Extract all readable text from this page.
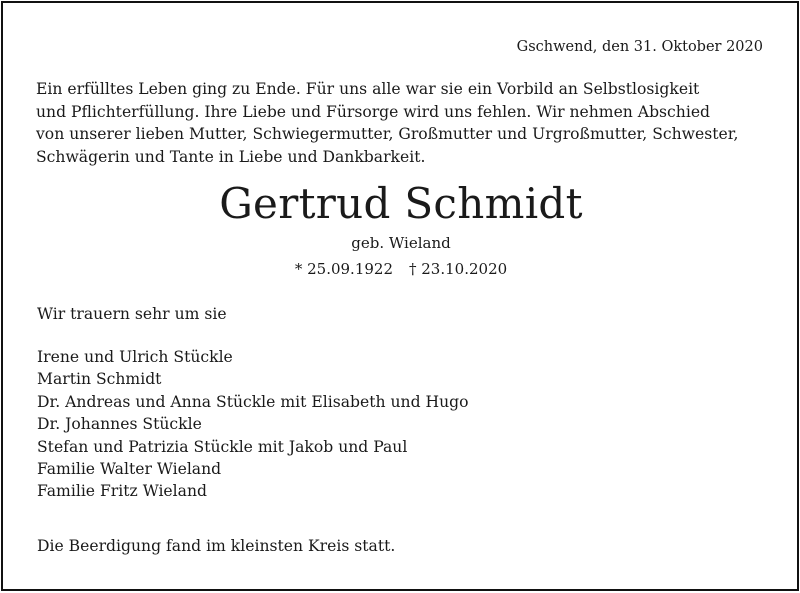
Gschwend, den 31. Oktober 2020
Ein erfülltes Leben ging zu Ende. Für uns alle war sie ein Vorbild an Selbstlosigkeit
und Pflichterfüllung. Ihre Liebe und Fürsorge wird uns fehlen. Wir nehmen Abschied
von unserer lieben Mutter, Schwiegermutter, Großmutter und Urgroßmutter, Schwester,
Schwägerin und Tante in Liebe und Dankbarkeit.
Gertrud Schmidt
geb. Wieland
* 25.09.1922 † 23.10.2020
Wir trauern sehr um sie
Irene und Ulrich Stückle
Martin Schmidt
Dr. Andreas und Anna Stückle mit Elisabeth und Hugo
Dr. Johannes Stückle
Stefan und Patrizia Stückle mit Jakob und Paul
Familie Walter Wieland
Familie Fritz Wieland
Die Beerdigung fand im kleinsten Kreis statt.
---+---
What you return should match the records above word for word, minus the pictures.

Extract all readable text from this page.
Gschwend, den 31. Oktober 2020
Ein erfülltes Leben ging zu Ende. Für uns alle war sie ein Vorbild an Selbstlosigkeit
und Pflichterfüllung. Ihre Liebe und Fürsorge wird uns fehlen. Wir nehmen Abschied
von unserer lieben Mutter, Schwiegermutter, Großmutter und Urgroßmutter, Schwester,
Schwägerin und Tante in Liebe und Dankbarkeit.
Gertrud Schmidt
geb. Wieland
* 25.09.1922 † 23.10.2020
Wir trauern sehr um sie
Irene und Ulrich Stückle
Martin Schmidt
Dr. Andreas und Anna Stückle mit Elisabeth und Hugo
Dr. Johannes Stückle
Stefan und Patrizia Stückle mit Jakob und Paul
Familie Walter Wieland
Familie Fritz Wieland
Die Beerdigung fand im kleinsten Kreis statt.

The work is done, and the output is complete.